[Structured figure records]
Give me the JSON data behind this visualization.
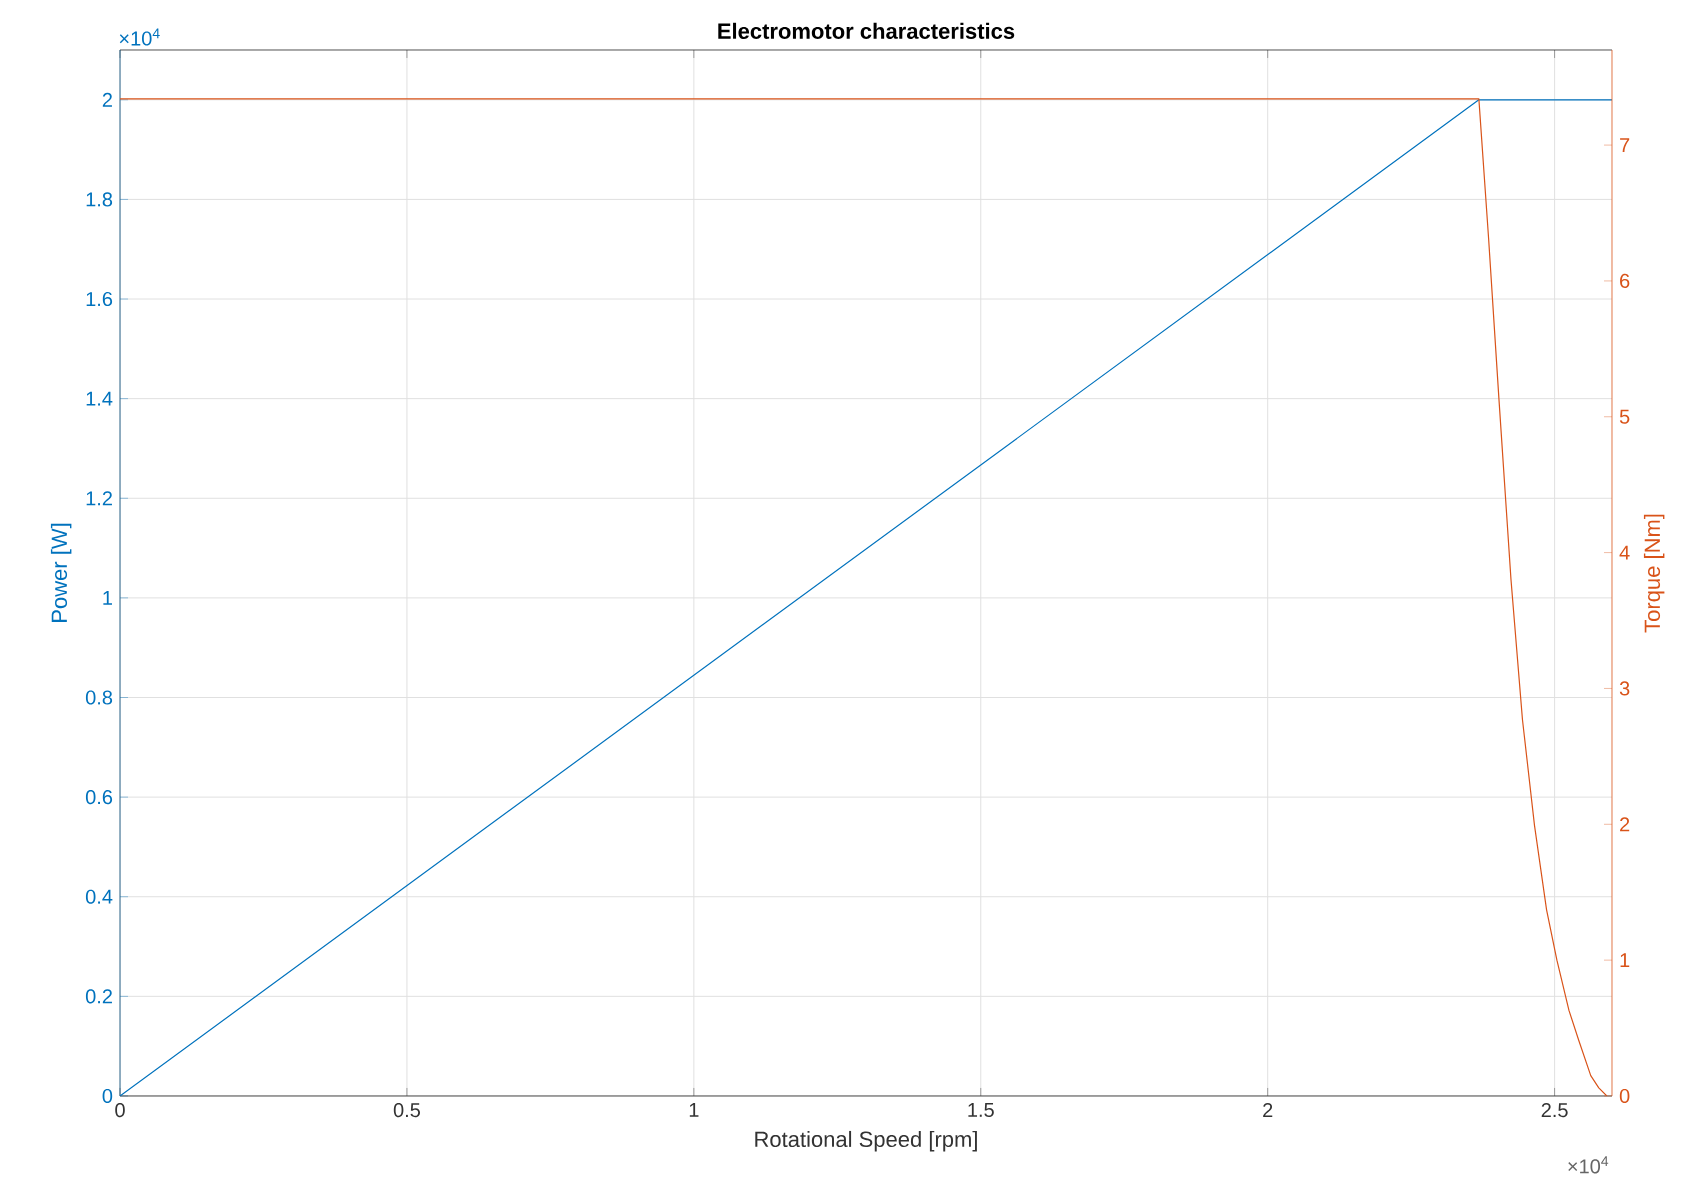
{
  "chart_data": {
    "type": "line",
    "title": "Electromotor characteristics",
    "xlabel": "Rotational Speed [rpm]",
    "ylabel": "Power [W]",
    "y2label": "Torque [Nm]",
    "xlim": [
      0,
      2.6
    ],
    "ylim": [
      0,
      2.1
    ],
    "y2lim": [
      0,
      7.7
    ],
    "xticks": [
      0,
      0.5,
      1,
      1.5,
      2,
      2.5
    ],
    "yticks": [
      0,
      0.2,
      0.4,
      0.6,
      0.8,
      1,
      1.2,
      1.4,
      1.6,
      1.8,
      2
    ],
    "y2ticks": [
      0,
      1,
      2,
      3,
      4,
      5,
      6,
      7
    ],
    "grid": true,
    "marker": "none",
    "line_style": "solid",
    "annotations": [
      "×10$^{4}$",
      "×10$^{4}$"
    ],
    "series": [
      {
        "color": "#0072bd",
        "x": [
          0,
          2.368,
          2.6
        ],
        "values": [
          0,
          2,
          2
        ]
      },
      {
        "color": "#d95319",
        "axis": "y2",
        "x": [
          0,
          2.368,
          2.385,
          2.403,
          2.424,
          2.444,
          2.465,
          2.486,
          2.504,
          2.525,
          2.542,
          2.563,
          2.577,
          2.591
        ],
        "values": [
          7.34,
          7.34,
          6.31,
          5.13,
          3.8,
          2.77,
          1.99,
          1.37,
          1.0,
          0.63,
          0.41,
          0.15,
          0.06,
          0
        ]
      }
    ]
  }
}
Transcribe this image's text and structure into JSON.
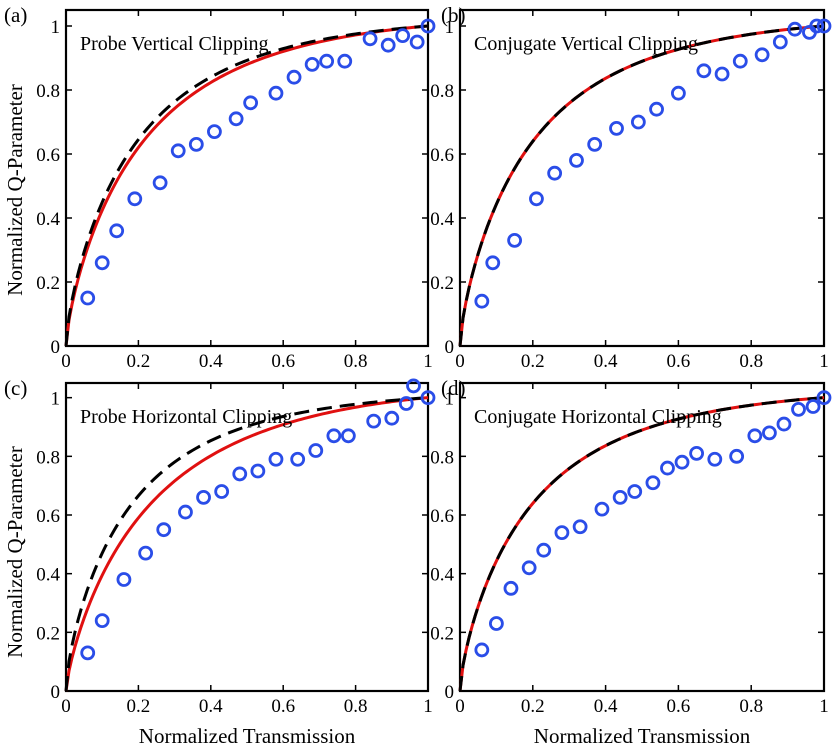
{
  "figure": {
    "x_axis_label": "Normalized Transmission",
    "y_axis_label": "Normalized Q-Parameter"
  },
  "colors": {
    "data_points": "#2a4de8",
    "fit_red": "#e01010",
    "fit_dashed": "#000000"
  },
  "chart_data": [
    {
      "type": "scatter",
      "panel": "(a)",
      "title": "Probe Vertical Clipping",
      "xlim": [
        0,
        1
      ],
      "ylim": [
        0,
        1.05
      ],
      "xticks": [
        "0",
        "0.2",
        "0.4",
        "0.6",
        "0.8",
        "1"
      ],
      "yticks": [
        "0",
        "0.2",
        "0.4",
        "0.6",
        "0.8",
        "1"
      ],
      "red_fit": {
        "k": 0.5,
        "p": 1.75
      },
      "dashed_fit": {
        "k": 0.48,
        "p": 1.85
      },
      "points": [
        [
          0.06,
          0.15
        ],
        [
          0.1,
          0.26
        ],
        [
          0.14,
          0.36
        ],
        [
          0.19,
          0.46
        ],
        [
          0.26,
          0.51
        ],
        [
          0.31,
          0.61
        ],
        [
          0.36,
          0.63
        ],
        [
          0.41,
          0.67
        ],
        [
          0.47,
          0.71
        ],
        [
          0.51,
          0.76
        ],
        [
          0.58,
          0.79
        ],
        [
          0.63,
          0.84
        ],
        [
          0.68,
          0.88
        ],
        [
          0.72,
          0.89
        ],
        [
          0.77,
          0.89
        ],
        [
          0.84,
          0.96
        ],
        [
          0.89,
          0.94
        ],
        [
          0.93,
          0.97
        ],
        [
          0.97,
          0.95
        ],
        [
          1.0,
          1.0
        ]
      ]
    },
    {
      "type": "scatter",
      "panel": "(b)",
      "title": "Conjugate Vertical Clipping",
      "xlim": [
        0,
        1
      ],
      "ylim": [
        0,
        1.05
      ],
      "xticks": [
        "0",
        "0.2",
        "0.4",
        "0.6",
        "0.8",
        "1"
      ],
      "yticks": [
        "0",
        "0.2",
        "0.4",
        "0.6",
        "0.8",
        "1"
      ],
      "red_fit": {
        "k": 0.47,
        "p": 1.8
      },
      "dashed_fit": {
        "k": 0.47,
        "p": 1.8
      },
      "points": [
        [
          0.06,
          0.14
        ],
        [
          0.09,
          0.26
        ],
        [
          0.15,
          0.33
        ],
        [
          0.21,
          0.46
        ],
        [
          0.26,
          0.54
        ],
        [
          0.32,
          0.58
        ],
        [
          0.37,
          0.63
        ],
        [
          0.43,
          0.68
        ],
        [
          0.49,
          0.7
        ],
        [
          0.54,
          0.74
        ],
        [
          0.6,
          0.79
        ],
        [
          0.67,
          0.86
        ],
        [
          0.72,
          0.85
        ],
        [
          0.77,
          0.89
        ],
        [
          0.83,
          0.91
        ],
        [
          0.88,
          0.95
        ],
        [
          0.92,
          0.99
        ],
        [
          0.96,
          0.98
        ],
        [
          0.98,
          1.0
        ],
        [
          1.0,
          1.0
        ]
      ]
    },
    {
      "type": "scatter",
      "panel": "(c)",
      "title": "Probe Horizontal Clipping",
      "xlim": [
        0,
        1
      ],
      "ylim": [
        0,
        1.05
      ],
      "xticks": [
        "0",
        "0.2",
        "0.4",
        "0.6",
        "0.8",
        "1"
      ],
      "yticks": [
        "0",
        "0.2",
        "0.4",
        "0.6",
        "0.8",
        "1"
      ],
      "red_fit": {
        "k": 0.5,
        "p": 1.6
      },
      "dashed_fit": {
        "k": 0.47,
        "p": 1.95
      },
      "points": [
        [
          0.06,
          0.13
        ],
        [
          0.1,
          0.24
        ],
        [
          0.16,
          0.38
        ],
        [
          0.22,
          0.47
        ],
        [
          0.27,
          0.55
        ],
        [
          0.33,
          0.61
        ],
        [
          0.38,
          0.66
        ],
        [
          0.43,
          0.68
        ],
        [
          0.48,
          0.74
        ],
        [
          0.53,
          0.75
        ],
        [
          0.58,
          0.79
        ],
        [
          0.64,
          0.79
        ],
        [
          0.69,
          0.82
        ],
        [
          0.74,
          0.87
        ],
        [
          0.78,
          0.87
        ],
        [
          0.85,
          0.92
        ],
        [
          0.9,
          0.93
        ],
        [
          0.94,
          0.98
        ],
        [
          0.96,
          1.04
        ],
        [
          1.0,
          1.0
        ]
      ]
    },
    {
      "type": "scatter",
      "panel": "(d)",
      "title": "Conjugate Horizontal Clipping",
      "xlim": [
        0,
        1
      ],
      "ylim": [
        0,
        1.05
      ],
      "xticks": [
        "0",
        "0.2",
        "0.4",
        "0.6",
        "0.8",
        "1"
      ],
      "yticks": [
        "0",
        "0.2",
        "0.4",
        "0.6",
        "0.8",
        "1"
      ],
      "red_fit": {
        "k": 0.47,
        "p": 1.8
      },
      "dashed_fit": {
        "k": 0.47,
        "p": 1.8
      },
      "points": [
        [
          0.06,
          0.14
        ],
        [
          0.1,
          0.23
        ],
        [
          0.14,
          0.35
        ],
        [
          0.19,
          0.42
        ],
        [
          0.23,
          0.48
        ],
        [
          0.28,
          0.54
        ],
        [
          0.33,
          0.56
        ],
        [
          0.39,
          0.62
        ],
        [
          0.44,
          0.66
        ],
        [
          0.48,
          0.68
        ],
        [
          0.53,
          0.71
        ],
        [
          0.57,
          0.76
        ],
        [
          0.61,
          0.78
        ],
        [
          0.65,
          0.81
        ],
        [
          0.7,
          0.79
        ],
        [
          0.76,
          0.8
        ],
        [
          0.81,
          0.87
        ],
        [
          0.85,
          0.88
        ],
        [
          0.89,
          0.91
        ],
        [
          0.93,
          0.96
        ],
        [
          0.97,
          0.97
        ],
        [
          1.0,
          1.0
        ]
      ]
    }
  ]
}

| Work required |
Give every record again exactly, apart from the pictures, which stay out.

| Answer for this exercise |
Give me the JSON data behind this visualization.
{
  "chart_data": {
    "type": "line",
    "title": "Electromotor characteristics",
    "xlabel": "Rotational Speed [rpm]",
    "ylabel": "Power [W]",
    "y2label": "Torque [Nm]",
    "xlim": [
      0,
      2.6
    ],
    "ylim": [
      0,
      2.1
    ],
    "y2lim": [
      0,
      7.7
    ],
    "xticks": [
      0,
      0.5,
      1,
      1.5,
      2,
      2.5
    ],
    "yticks": [
      0,
      0.2,
      0.4,
      0.6,
      0.8,
      1,
      1.2,
      1.4,
      1.6,
      1.8,
      2
    ],
    "y2ticks": [
      0,
      1,
      2,
      3,
      4,
      5,
      6,
      7
    ],
    "grid": true,
    "marker": "none",
    "line_style": "solid",
    "annotations": [
      "×10$^{4}$",
      "×10$^{4}$"
    ],
    "series": [
      {
        "color": "#0072bd",
        "x": [
          0,
          2.368,
          2.6
        ],
        "values": [
          0,
          2,
          2
        ]
      },
      {
        "color": "#d95319",
        "axis": "y2",
        "x": [
          0,
          2.368,
          2.385,
          2.403,
          2.424,
          2.444,
          2.465,
          2.486,
          2.504,
          2.525,
          2.542,
          2.563,
          2.577,
          2.591
        ],
        "values": [
          7.34,
          7.34,
          6.31,
          5.13,
          3.8,
          2.77,
          1.99,
          1.37,
          1.0,
          0.63,
          0.41,
          0.15,
          0.06,
          0
        ]
      }
    ]
  }
}
Transcribe this image's text and structure into JSON.
{
  "figure": {
    "x_axis_label": "Normalized Transmission",
    "y_axis_label": "Normalized Q-Parameter"
  },
  "colors": {
    "data_points": "#2a4de8",
    "fit_red": "#e01010",
    "fit_dashed": "#000000"
  },
  "chart_data": [
    {
      "type": "scatter",
      "panel": "(a)",
      "title": "Probe Vertical Clipping",
      "xlim": [
        0,
        1
      ],
      "ylim": [
        0,
        1.05
      ],
      "xticks": [
        "0",
        "0.2",
        "0.4",
        "0.6",
        "0.8",
        "1"
      ],
      "yticks": [
        "0",
        "0.2",
        "0.4",
        "0.6",
        "0.8",
        "1"
      ],
      "red_fit": {
        "k": 0.5,
        "p": 1.75
      },
      "dashed_fit": {
        "k": 0.48,
        "p": 1.85
      },
      "points": [
        [
          0.06,
          0.15
        ],
        [
          0.1,
          0.26
        ],
        [
          0.14,
          0.36
        ],
        [
          0.19,
          0.46
        ],
        [
          0.26,
          0.51
        ],
        [
          0.31,
          0.61
        ],
        [
          0.36,
          0.63
        ],
        [
          0.41,
          0.67
        ],
        [
          0.47,
          0.71
        ],
        [
          0.51,
          0.76
        ],
        [
          0.58,
          0.79
        ],
        [
          0.63,
          0.84
        ],
        [
          0.68,
          0.88
        ],
        [
          0.72,
          0.89
        ],
        [
          0.77,
          0.89
        ],
        [
          0.84,
          0.96
        ],
        [
          0.89,
          0.94
        ],
        [
          0.93,
          0.97
        ],
        [
          0.97,
          0.95
        ],
        [
          1.0,
          1.0
        ]
      ]
    },
    {
      "type": "scatter",
      "panel": "(b)",
      "title": "Conjugate Vertical Clipping",
      "xlim": [
        0,
        1
      ],
      "ylim": [
        0,
        1.05
      ],
      "xticks": [
        "0",
        "0.2",
        "0.4",
        "0.6",
        "0.8",
        "1"
      ],
      "yticks": [
        "0",
        "0.2",
        "0.4",
        "0.6",
        "0.8",
        "1"
      ],
      "red_fit": {
        "k": 0.47,
        "p": 1.8
      },
      "dashed_fit": {
        "k": 0.47,
        "p": 1.8
      },
      "points": [
        [
          0.06,
          0.14
        ],
        [
          0.09,
          0.26
        ],
        [
          0.15,
          0.33
        ],
        [
          0.21,
          0.46
        ],
        [
          0.26,
          0.54
        ],
        [
          0.32,
          0.58
        ],
        [
          0.37,
          0.63
        ],
        [
          0.43,
          0.68
        ],
        [
          0.49,
          0.7
        ],
        [
          0.54,
          0.74
        ],
        [
          0.6,
          0.79
        ],
        [
          0.67,
          0.86
        ],
        [
          0.72,
          0.85
        ],
        [
          0.77,
          0.89
        ],
        [
          0.83,
          0.91
        ],
        [
          0.88,
          0.95
        ],
        [
          0.92,
          0.99
        ],
        [
          0.96,
          0.98
        ],
        [
          0.98,
          1.0
        ],
        [
          1.0,
          1.0
        ]
      ]
    },
    {
      "type": "scatter",
      "panel": "(c)",
      "title": "Probe Horizontal Clipping",
      "xlim": [
        0,
        1
      ],
      "ylim": [
        0,
        1.05
      ],
      "xticks": [
        "0",
        "0.2",
        "0.4",
        "0.6",
        "0.8",
        "1"
      ],
      "yticks": [
        "0",
        "0.2",
        "0.4",
        "0.6",
        "0.8",
        "1"
      ],
      "red_fit": {
        "k": 0.5,
        "p": 1.6
      },
      "dashed_fit": {
        "k": 0.47,
        "p": 1.95
      },
      "points": [
        [
          0.06,
          0.13
        ],
        [
          0.1,
          0.24
        ],
        [
          0.16,
          0.38
        ],
        [
          0.22,
          0.47
        ],
        [
          0.27,
          0.55
        ],
        [
          0.33,
          0.61
        ],
        [
          0.38,
          0.66
        ],
        [
          0.43,
          0.68
        ],
        [
          0.48,
          0.74
        ],
        [
          0.53,
          0.75
        ],
        [
          0.58,
          0.79
        ],
        [
          0.64,
          0.79
        ],
        [
          0.69,
          0.82
        ],
        [
          0.74,
          0.87
        ],
        [
          0.78,
          0.87
        ],
        [
          0.85,
          0.92
        ],
        [
          0.9,
          0.93
        ],
        [
          0.94,
          0.98
        ],
        [
          0.96,
          1.04
        ],
        [
          1.0,
          1.0
        ]
      ]
    },
    {
      "type": "scatter",
      "panel": "(d)",
      "title": "Conjugate Horizontal Clipping",
      "xlim": [
        0,
        1
      ],
      "ylim": [
        0,
        1.05
      ],
      "xticks": [
        "0",
        "0.2",
        "0.4",
        "0.6",
        "0.8",
        "1"
      ],
      "yticks": [
        "0",
        "0.2",
        "0.4",
        "0.6",
        "0.8",
        "1"
      ],
      "red_fit": {
        "k": 0.47,
        "p": 1.8
      },
      "dashed_fit": {
        "k": 0.47,
        "p": 1.8
      },
      "points": [
        [
          0.06,
          0.14
        ],
        [
          0.1,
          0.23
        ],
        [
          0.14,
          0.35
        ],
        [
          0.19,
          0.42
        ],
        [
          0.23,
          0.48
        ],
        [
          0.28,
          0.54
        ],
        [
          0.33,
          0.56
        ],
        [
          0.39,
          0.62
        ],
        [
          0.44,
          0.66
        ],
        [
          0.48,
          0.68
        ],
        [
          0.53,
          0.71
        ],
        [
          0.57,
          0.76
        ],
        [
          0.61,
          0.78
        ],
        [
          0.65,
          0.81
        ],
        [
          0.7,
          0.79
        ],
        [
          0.76,
          0.8
        ],
        [
          0.81,
          0.87
        ],
        [
          0.85,
          0.88
        ],
        [
          0.89,
          0.91
        ],
        [
          0.93,
          0.96
        ],
        [
          0.97,
          0.97
        ],
        [
          1.0,
          1.0
        ]
      ]
    }
  ]
}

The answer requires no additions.